_Given problem_
Give only the number of lines in these records that contain the word "nothing".

_Records to use_
:::::

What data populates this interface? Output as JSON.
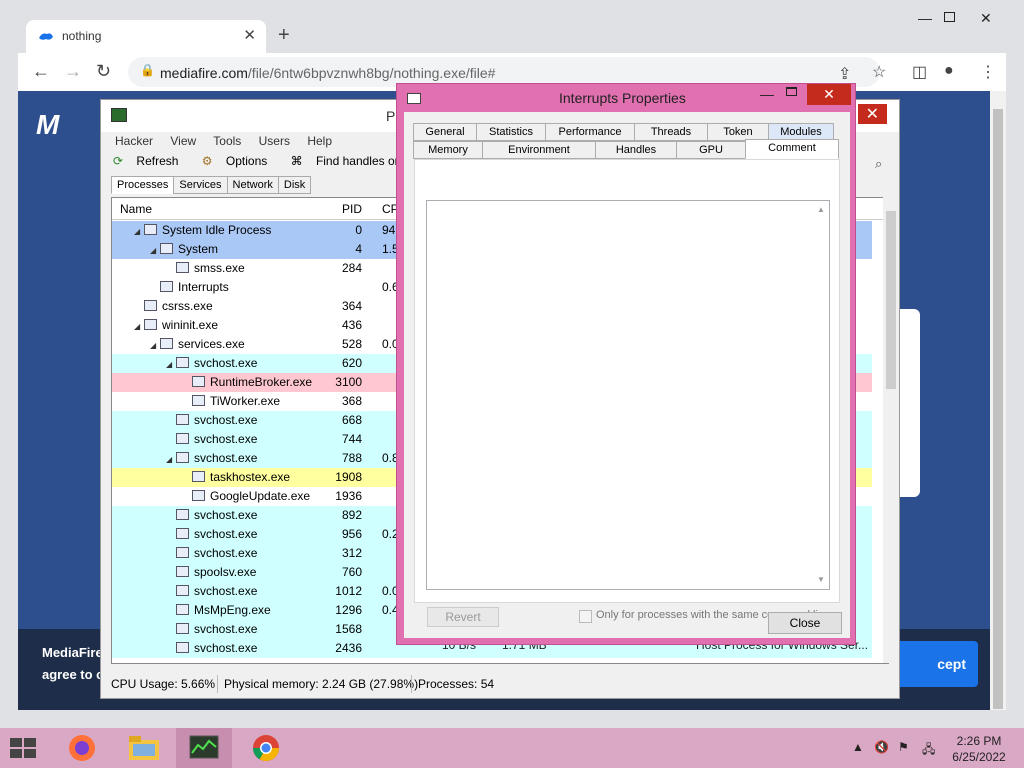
{
  "browser": {
    "tab_title": "nothing",
    "url_domain": "mediafire.com",
    "url_path": "/file/6ntw6bpvznwh8bg/nothing.exe/file#",
    "page": {
      "logo_text": "M",
      "cookie_text1": "MediaFire",
      "cookie_text2": "agree to c",
      "accept_label": "cept"
    }
  },
  "ph": {
    "title": "Pr",
    "menu": [
      "Hacker",
      "View",
      "Tools",
      "Users",
      "Help"
    ],
    "toolbar": {
      "refresh": "Refresh",
      "options": "Options",
      "find": "Find handles or DLLs"
    },
    "tabs": [
      "Processes",
      "Services",
      "Network",
      "Disk"
    ],
    "columns": {
      "name": "Name",
      "pid": "PID",
      "cpu": "CP"
    },
    "processes": [
      {
        "name": "System Idle Process",
        "pid": "0",
        "cpu": "94.3"
      },
      {
        "name": "System",
        "pid": "4",
        "cpu": "1.5"
      },
      {
        "name": "smss.exe",
        "pid": "284",
        "cpu": ""
      },
      {
        "name": "Interrupts",
        "pid": "",
        "cpu": "0.6"
      },
      {
        "name": "csrss.exe",
        "pid": "364",
        "cpu": ""
      },
      {
        "name": "wininit.exe",
        "pid": "436",
        "cpu": ""
      },
      {
        "name": "services.exe",
        "pid": "528",
        "cpu": "0.0"
      },
      {
        "name": "svchost.exe",
        "pid": "620",
        "cpu": ""
      },
      {
        "name": "RuntimeBroker.exe",
        "pid": "3100",
        "cpu": ""
      },
      {
        "name": "TiWorker.exe",
        "pid": "368",
        "cpu": ""
      },
      {
        "name": "svchost.exe",
        "pid": "668",
        "cpu": ""
      },
      {
        "name": "svchost.exe",
        "pid": "744",
        "cpu": ""
      },
      {
        "name": "svchost.exe",
        "pid": "788",
        "cpu": "0.8"
      },
      {
        "name": "taskhostex.exe",
        "pid": "1908",
        "cpu": ""
      },
      {
        "name": "GoogleUpdate.exe",
        "pid": "1936",
        "cpu": ""
      },
      {
        "name": "svchost.exe",
        "pid": "892",
        "cpu": ""
      },
      {
        "name": "svchost.exe",
        "pid": "956",
        "cpu": "0.2"
      },
      {
        "name": "svchost.exe",
        "pid": "312",
        "cpu": ""
      },
      {
        "name": "spoolsv.exe",
        "pid": "760",
        "cpu": ""
      },
      {
        "name": "svchost.exe",
        "pid": "1012",
        "cpu": "0.0"
      },
      {
        "name": "MsMpEng.exe",
        "pid": "1296",
        "cpu": "0.4"
      },
      {
        "name": "svchost.exe",
        "pid": "1568",
        "cpu": ""
      },
      {
        "name": "svchost.exe",
        "pid": "2436",
        "cpu": ""
      }
    ],
    "right_snippets": {
      "row22_a": "10 B/s",
      "row22_b": "1.71 MB",
      "row22_c": "Host Process for Windows Ser..."
    },
    "status": {
      "cpu": "CPU Usage: 5.66%",
      "mem": "Physical memory: 2.24 GB (27.98%)",
      "procs": "Processes: 54"
    }
  },
  "dialog": {
    "title": "Interrupts Properties",
    "tabs_row1": [
      "General",
      "Statistics",
      "Performance",
      "Threads",
      "Token",
      "Modules"
    ],
    "tabs_row2": [
      "Memory",
      "Environment",
      "Handles",
      "GPU",
      "Comment"
    ],
    "revert_label": "Revert",
    "checkbox_label": "Only for processes with the same command line",
    "close_label": "Close"
  },
  "taskbar": {
    "time": "2:26 PM",
    "date": "6/25/2022"
  }
}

:::::

_Output_
2